EXERCISE PROMPT
Return each line that holds the word "title".

RECORDED INFORMATION

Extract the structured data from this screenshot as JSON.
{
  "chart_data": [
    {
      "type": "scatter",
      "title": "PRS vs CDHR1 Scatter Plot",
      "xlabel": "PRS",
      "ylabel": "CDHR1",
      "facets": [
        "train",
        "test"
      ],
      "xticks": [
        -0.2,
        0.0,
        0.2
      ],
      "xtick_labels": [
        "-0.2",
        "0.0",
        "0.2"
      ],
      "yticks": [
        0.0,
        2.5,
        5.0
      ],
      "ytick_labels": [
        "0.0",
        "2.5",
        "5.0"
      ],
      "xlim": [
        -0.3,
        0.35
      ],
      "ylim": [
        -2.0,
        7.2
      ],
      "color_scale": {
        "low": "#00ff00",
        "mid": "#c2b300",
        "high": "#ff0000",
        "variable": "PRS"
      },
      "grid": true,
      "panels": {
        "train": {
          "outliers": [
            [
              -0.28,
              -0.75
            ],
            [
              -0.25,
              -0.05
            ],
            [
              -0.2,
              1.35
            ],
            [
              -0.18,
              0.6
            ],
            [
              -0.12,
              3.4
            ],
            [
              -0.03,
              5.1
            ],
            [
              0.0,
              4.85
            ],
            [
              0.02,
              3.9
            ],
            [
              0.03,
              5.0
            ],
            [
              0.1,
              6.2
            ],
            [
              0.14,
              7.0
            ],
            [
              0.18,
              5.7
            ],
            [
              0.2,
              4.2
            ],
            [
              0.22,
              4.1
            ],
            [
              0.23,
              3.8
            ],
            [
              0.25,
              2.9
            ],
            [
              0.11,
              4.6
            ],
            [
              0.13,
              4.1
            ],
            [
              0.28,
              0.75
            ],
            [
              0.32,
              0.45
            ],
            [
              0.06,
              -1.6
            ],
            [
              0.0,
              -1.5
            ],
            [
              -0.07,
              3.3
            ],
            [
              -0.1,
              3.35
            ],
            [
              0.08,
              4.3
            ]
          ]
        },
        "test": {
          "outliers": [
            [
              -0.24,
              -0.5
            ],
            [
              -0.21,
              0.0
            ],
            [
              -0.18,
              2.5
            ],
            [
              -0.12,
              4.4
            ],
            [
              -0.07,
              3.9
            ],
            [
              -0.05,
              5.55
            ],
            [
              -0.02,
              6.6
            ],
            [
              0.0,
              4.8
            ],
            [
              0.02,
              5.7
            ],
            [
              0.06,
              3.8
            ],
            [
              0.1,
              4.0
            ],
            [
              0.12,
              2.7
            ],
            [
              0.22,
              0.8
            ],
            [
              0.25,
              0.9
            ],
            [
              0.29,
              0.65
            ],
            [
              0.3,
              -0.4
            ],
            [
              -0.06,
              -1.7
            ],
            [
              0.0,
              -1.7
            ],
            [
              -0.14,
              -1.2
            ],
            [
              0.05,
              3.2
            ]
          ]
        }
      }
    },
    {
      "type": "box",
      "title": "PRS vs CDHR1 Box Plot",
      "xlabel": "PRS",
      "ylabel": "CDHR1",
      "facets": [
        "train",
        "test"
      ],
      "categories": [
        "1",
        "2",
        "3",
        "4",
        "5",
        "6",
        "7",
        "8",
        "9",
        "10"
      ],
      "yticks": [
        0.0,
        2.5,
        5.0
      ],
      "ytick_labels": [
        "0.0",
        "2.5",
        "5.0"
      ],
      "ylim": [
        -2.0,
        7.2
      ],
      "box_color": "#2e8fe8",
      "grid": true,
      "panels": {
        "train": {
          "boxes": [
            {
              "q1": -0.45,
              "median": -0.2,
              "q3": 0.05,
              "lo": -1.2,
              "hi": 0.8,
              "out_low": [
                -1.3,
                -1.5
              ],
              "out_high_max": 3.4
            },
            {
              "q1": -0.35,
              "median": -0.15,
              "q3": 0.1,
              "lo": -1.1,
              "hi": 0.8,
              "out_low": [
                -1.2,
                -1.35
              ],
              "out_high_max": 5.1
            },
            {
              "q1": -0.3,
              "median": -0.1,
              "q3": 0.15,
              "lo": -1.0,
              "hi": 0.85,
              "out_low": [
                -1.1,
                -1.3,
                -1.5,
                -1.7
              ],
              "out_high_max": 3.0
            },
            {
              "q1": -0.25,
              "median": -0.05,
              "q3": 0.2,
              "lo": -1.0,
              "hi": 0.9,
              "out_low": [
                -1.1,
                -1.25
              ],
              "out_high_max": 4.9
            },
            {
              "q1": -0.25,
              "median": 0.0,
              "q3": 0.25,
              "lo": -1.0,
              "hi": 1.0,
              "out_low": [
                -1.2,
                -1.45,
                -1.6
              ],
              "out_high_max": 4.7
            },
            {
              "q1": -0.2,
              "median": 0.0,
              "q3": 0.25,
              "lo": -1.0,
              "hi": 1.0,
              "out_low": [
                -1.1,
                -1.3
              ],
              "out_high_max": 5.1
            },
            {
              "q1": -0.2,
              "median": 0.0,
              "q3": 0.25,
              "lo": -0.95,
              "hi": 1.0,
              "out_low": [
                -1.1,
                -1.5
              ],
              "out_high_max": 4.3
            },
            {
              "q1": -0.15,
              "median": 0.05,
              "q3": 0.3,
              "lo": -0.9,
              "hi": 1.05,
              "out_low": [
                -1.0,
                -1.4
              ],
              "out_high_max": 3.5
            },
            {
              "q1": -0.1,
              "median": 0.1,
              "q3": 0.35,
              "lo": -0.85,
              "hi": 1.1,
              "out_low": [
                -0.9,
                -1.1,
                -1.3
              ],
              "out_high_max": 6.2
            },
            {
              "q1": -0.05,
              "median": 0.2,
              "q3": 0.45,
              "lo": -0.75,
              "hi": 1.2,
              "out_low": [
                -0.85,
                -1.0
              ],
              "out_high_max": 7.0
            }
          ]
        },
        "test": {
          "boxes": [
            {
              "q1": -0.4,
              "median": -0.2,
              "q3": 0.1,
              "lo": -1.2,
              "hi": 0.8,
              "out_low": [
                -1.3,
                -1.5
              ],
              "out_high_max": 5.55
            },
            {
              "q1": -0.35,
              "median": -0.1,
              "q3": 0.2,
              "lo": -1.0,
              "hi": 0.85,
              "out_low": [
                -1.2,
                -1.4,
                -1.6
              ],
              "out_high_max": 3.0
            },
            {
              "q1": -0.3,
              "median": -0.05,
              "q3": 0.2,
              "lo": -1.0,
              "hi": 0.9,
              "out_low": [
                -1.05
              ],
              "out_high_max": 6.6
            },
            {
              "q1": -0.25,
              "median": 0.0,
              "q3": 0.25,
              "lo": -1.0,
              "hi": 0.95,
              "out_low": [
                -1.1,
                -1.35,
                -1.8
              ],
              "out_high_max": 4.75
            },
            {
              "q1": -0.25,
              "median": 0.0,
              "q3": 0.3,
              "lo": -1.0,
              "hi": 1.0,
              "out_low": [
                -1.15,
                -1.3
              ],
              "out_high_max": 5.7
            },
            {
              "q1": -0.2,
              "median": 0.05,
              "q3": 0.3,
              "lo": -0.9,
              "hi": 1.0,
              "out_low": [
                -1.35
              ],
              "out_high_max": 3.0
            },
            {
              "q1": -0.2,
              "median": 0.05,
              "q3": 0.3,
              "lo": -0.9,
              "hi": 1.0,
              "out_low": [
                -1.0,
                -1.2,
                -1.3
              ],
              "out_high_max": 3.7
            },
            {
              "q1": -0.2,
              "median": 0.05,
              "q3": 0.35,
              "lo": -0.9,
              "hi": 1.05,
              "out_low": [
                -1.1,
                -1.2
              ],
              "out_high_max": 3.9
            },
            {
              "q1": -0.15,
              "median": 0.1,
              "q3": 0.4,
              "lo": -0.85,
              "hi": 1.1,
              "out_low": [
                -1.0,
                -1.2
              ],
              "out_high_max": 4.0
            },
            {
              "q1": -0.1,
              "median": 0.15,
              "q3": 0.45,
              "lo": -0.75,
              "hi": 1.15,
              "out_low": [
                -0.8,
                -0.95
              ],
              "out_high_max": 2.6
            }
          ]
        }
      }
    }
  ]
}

THE REPLY
      "title": "PRS vs CDHR1 Scatter Plot",
      "title": "PRS vs CDHR1 Box Plot",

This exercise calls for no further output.